# [Task requirements]
Keep the pictures out of the copy and print all the entries below exactly.

# [Items]
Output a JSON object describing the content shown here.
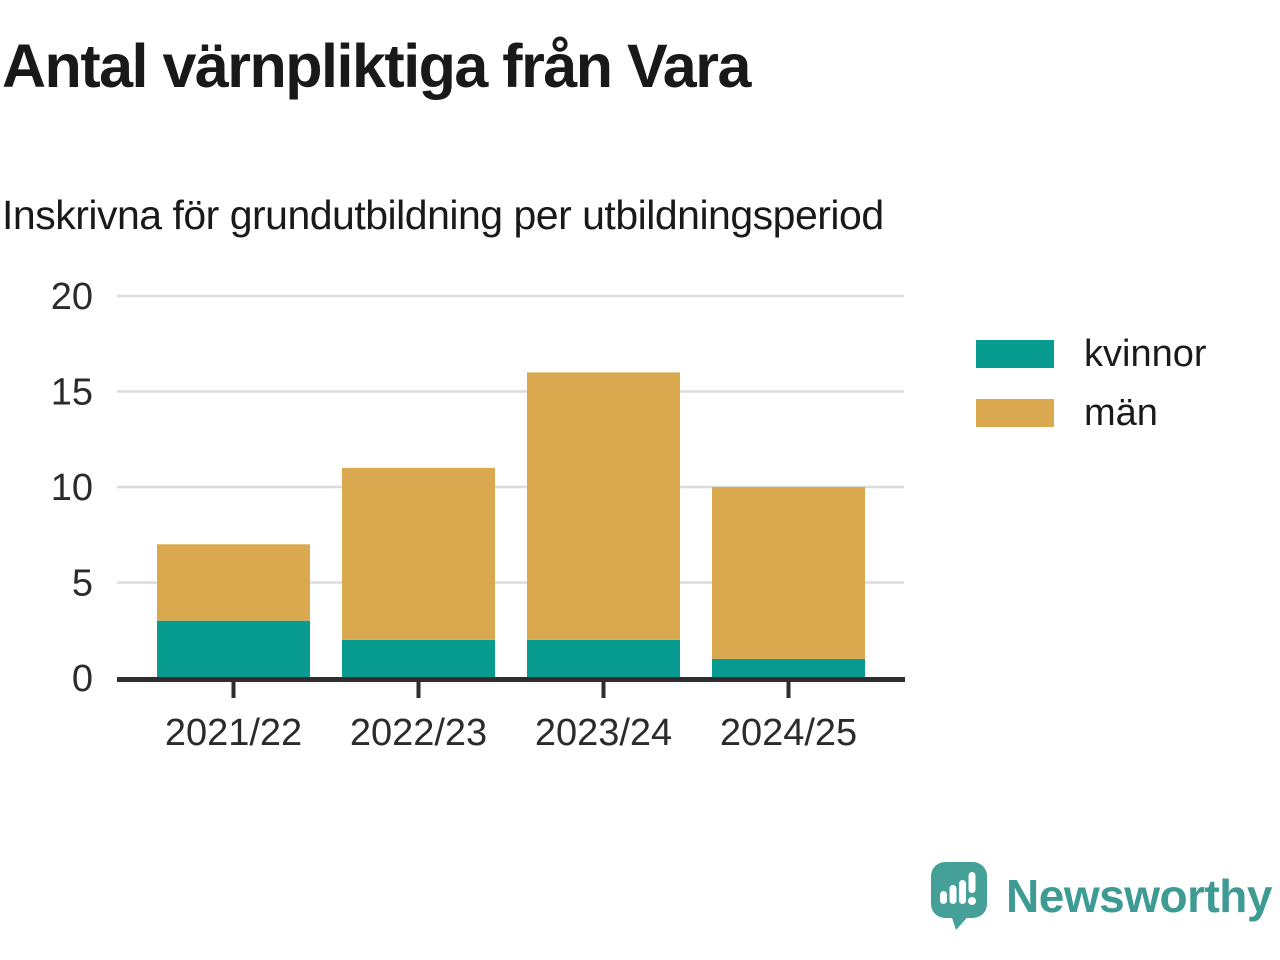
{
  "header": {
    "title": "Antal värnpliktiga från Vara",
    "subtitle": "Inskrivna för grundutbildning per utbildningsperiod"
  },
  "chart_data": {
    "type": "bar",
    "stacked": true,
    "title": "Antal värnpliktiga från Vara",
    "subtitle": "Inskrivna för grundutbildning per utbildningsperiod",
    "categories": [
      "2021/22",
      "2022/23",
      "2023/24",
      "2024/25"
    ],
    "series": [
      {
        "name": "kvinnor",
        "color": "#089c90",
        "values": [
          3,
          2,
          2,
          1
        ]
      },
      {
        "name": "män",
        "color": "#d9a84f",
        "values": [
          4,
          9,
          14,
          9
        ]
      }
    ],
    "totals": [
      7,
      11,
      16,
      10
    ],
    "xlabel": "",
    "ylabel": "",
    "ylim": [
      0,
      20
    ],
    "yticks": [
      0,
      5,
      10,
      15,
      20
    ],
    "grid": "horizontal",
    "legend_position": "right",
    "colors": {
      "grid": "#dcdcdc",
      "axis": "#2e2e2e",
      "tick_text": "#2b2b2b"
    }
  },
  "legend": {
    "items": [
      {
        "label": "kvinnor"
      },
      {
        "label": "män"
      }
    ]
  },
  "footer": {
    "brand": "Newsworthy",
    "brand_color": "#3d9b94",
    "logo_color": "#45a098"
  }
}
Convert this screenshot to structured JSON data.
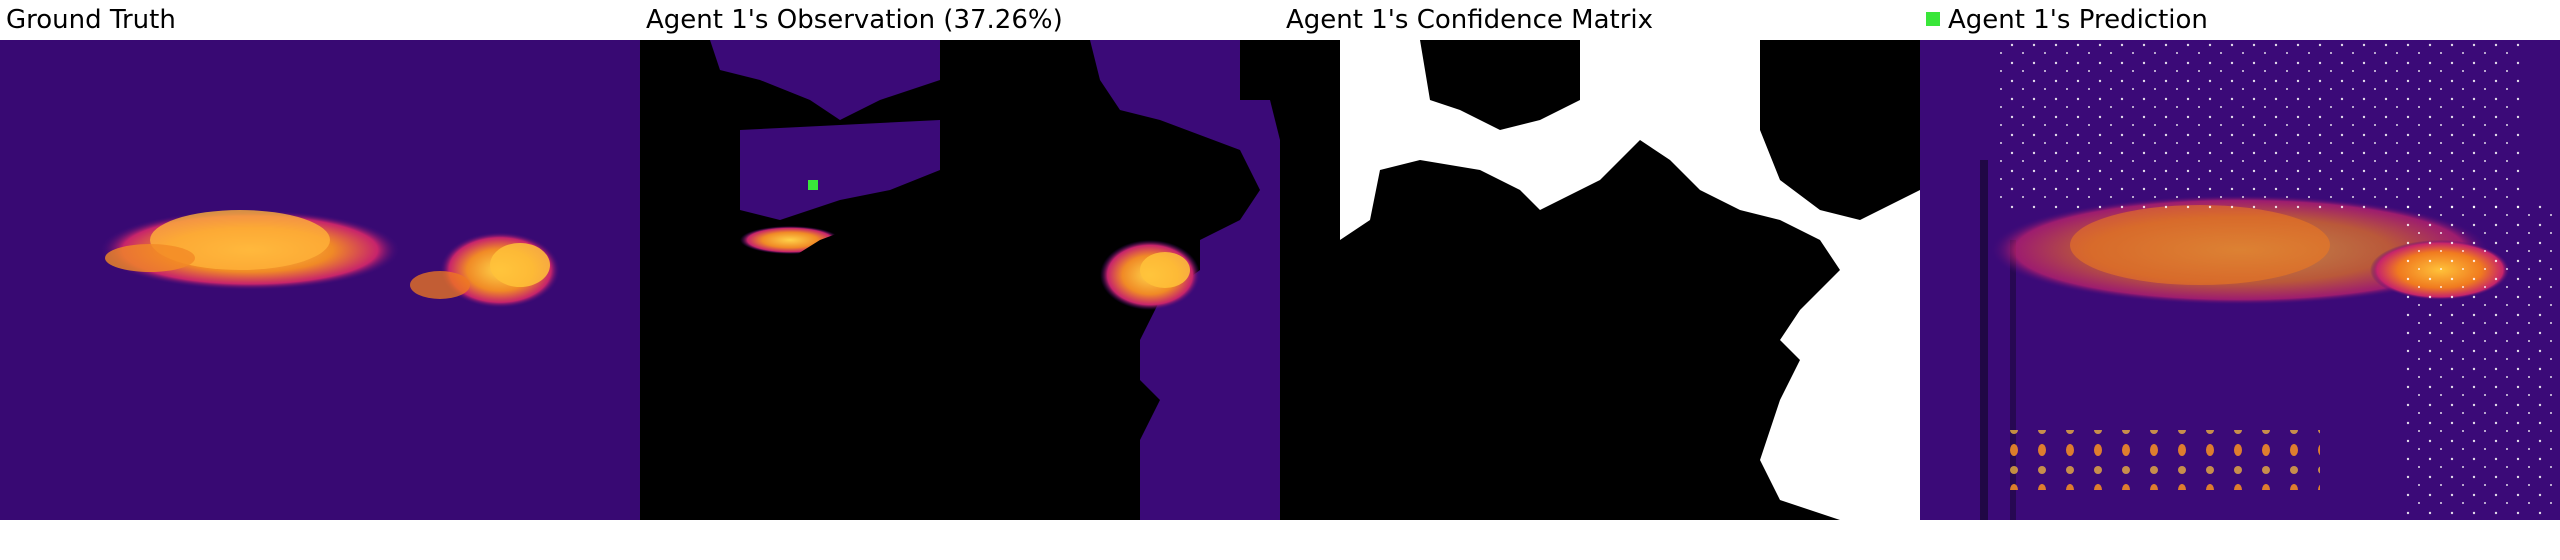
{
  "panels": {
    "ground_truth": {
      "title": "Ground Truth"
    },
    "observation": {
      "title": "Agent 1's Observation (37.26%)"
    },
    "confidence": {
      "title": "Agent 1's Confidence Matrix"
    },
    "prediction": {
      "title": "Agent 1's Prediction"
    }
  },
  "colors": {
    "background": "#3b0a78",
    "hot_yellow": "#ffc23a",
    "hot_orange": "#f07a1f",
    "hot_magenta": "#c7246b",
    "mask": "#000000",
    "confidence_high": "#ffffff",
    "agent_marker": "#39e639"
  }
}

# [Response]
Output a JSON object describing the content shown here.
{
  "header": {
    "title": "Antal värnpliktiga från Vara",
    "subtitle": "Inskrivna för grundutbildning per utbildningsperiod"
  },
  "chart_data": {
    "type": "bar",
    "stacked": true,
    "title": "Antal värnpliktiga från Vara",
    "subtitle": "Inskrivna för grundutbildning per utbildningsperiod",
    "categories": [
      "2021/22",
      "2022/23",
      "2023/24",
      "2024/25"
    ],
    "series": [
      {
        "name": "kvinnor",
        "color": "#089c90",
        "values": [
          3,
          2,
          2,
          1
        ]
      },
      {
        "name": "män",
        "color": "#d9a84f",
        "values": [
          4,
          9,
          14,
          9
        ]
      }
    ],
    "totals": [
      7,
      11,
      16,
      10
    ],
    "xlabel": "",
    "ylabel": "",
    "ylim": [
      0,
      20
    ],
    "yticks": [
      0,
      5,
      10,
      15,
      20
    ],
    "grid": "horizontal",
    "legend_position": "right",
    "colors": {
      "grid": "#dcdcdc",
      "axis": "#2e2e2e",
      "tick_text": "#2b2b2b"
    }
  },
  "legend": {
    "items": [
      {
        "label": "kvinnor"
      },
      {
        "label": "män"
      }
    ]
  },
  "footer": {
    "brand": "Newsworthy",
    "brand_color": "#3d9b94",
    "logo_color": "#45a098"
  }
}
Convert this screenshot to structured JSON data.
{
  "panels": {
    "ground_truth": {
      "title": "Ground Truth"
    },
    "observation": {
      "title": "Agent 1's Observation (37.26%)"
    },
    "confidence": {
      "title": "Agent 1's Confidence Matrix"
    },
    "prediction": {
      "title": "Agent 1's Prediction"
    }
  },
  "colors": {
    "background": "#3b0a78",
    "hot_yellow": "#ffc23a",
    "hot_orange": "#f07a1f",
    "hot_magenta": "#c7246b",
    "mask": "#000000",
    "confidence_high": "#ffffff",
    "agent_marker": "#39e639"
  }
}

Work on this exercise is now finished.